* **TASK INSTRUCTIONS**: Each record must be retyped in full. No character may differ.

* **MATERIAL TO PROCESS**:
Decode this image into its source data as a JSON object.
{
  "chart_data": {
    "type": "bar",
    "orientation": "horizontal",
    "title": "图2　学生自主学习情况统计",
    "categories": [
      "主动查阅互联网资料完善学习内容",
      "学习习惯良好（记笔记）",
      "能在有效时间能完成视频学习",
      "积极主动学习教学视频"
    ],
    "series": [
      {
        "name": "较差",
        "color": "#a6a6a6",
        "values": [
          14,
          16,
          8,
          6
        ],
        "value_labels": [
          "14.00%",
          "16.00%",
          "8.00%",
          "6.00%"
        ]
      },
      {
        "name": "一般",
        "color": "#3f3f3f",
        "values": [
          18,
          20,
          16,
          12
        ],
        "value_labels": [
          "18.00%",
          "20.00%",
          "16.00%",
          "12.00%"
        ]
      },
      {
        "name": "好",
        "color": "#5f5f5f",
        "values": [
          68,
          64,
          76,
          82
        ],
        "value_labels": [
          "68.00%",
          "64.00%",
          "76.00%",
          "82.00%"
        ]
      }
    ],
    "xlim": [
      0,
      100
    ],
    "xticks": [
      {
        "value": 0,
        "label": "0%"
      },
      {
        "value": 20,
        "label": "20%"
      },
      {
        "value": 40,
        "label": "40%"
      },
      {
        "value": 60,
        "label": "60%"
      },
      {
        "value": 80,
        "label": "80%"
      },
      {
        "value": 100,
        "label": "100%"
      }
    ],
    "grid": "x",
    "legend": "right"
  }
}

* **SOLUTION FOR THIS EXERCISE**:
Decode this image into its source data as a JSON object.
{
  "chart_data": {
    "type": "bar",
    "orientation": "horizontal",
    "title": "图2　学生自主学习情况统计",
    "categories": [
      "主动查阅互联网资料完善学习内容",
      "学习习惯良好（记笔记）",
      "能在有效时间能完成视频学习",
      "积极主动学习教学视频"
    ],
    "series": [
      {
        "name": "较差",
        "color": "#a6a6a6",
        "values": [
          14,
          16,
          8,
          6
        ],
        "value_labels": [
          "14.00%",
          "16.00%",
          "8.00%",
          "6.00%"
        ]
      },
      {
        "name": "一般",
        "color": "#3f3f3f",
        "values": [
          18,
          20,
          16,
          12
        ],
        "value_labels": [
          "18.00%",
          "20.00%",
          "16.00%",
          "12.00%"
        ]
      },
      {
        "name": "好",
        "color": "#5f5f5f",
        "values": [
          68,
          64,
          76,
          82
        ],
        "value_labels": [
          "68.00%",
          "64.00%",
          "76.00%",
          "82.00%"
        ]
      }
    ],
    "xlim": [
      0,
      100
    ],
    "xticks": [
      {
        "value": 0,
        "label": "0%"
      },
      {
        "value": 20,
        "label": "20%"
      },
      {
        "value": 40,
        "label": "40%"
      },
      {
        "value": 60,
        "label": "60%"
      },
      {
        "value": 80,
        "label": "80%"
      },
      {
        "value": 100,
        "label": "100%"
      }
    ],
    "grid": "x",
    "legend": "right"
  }
}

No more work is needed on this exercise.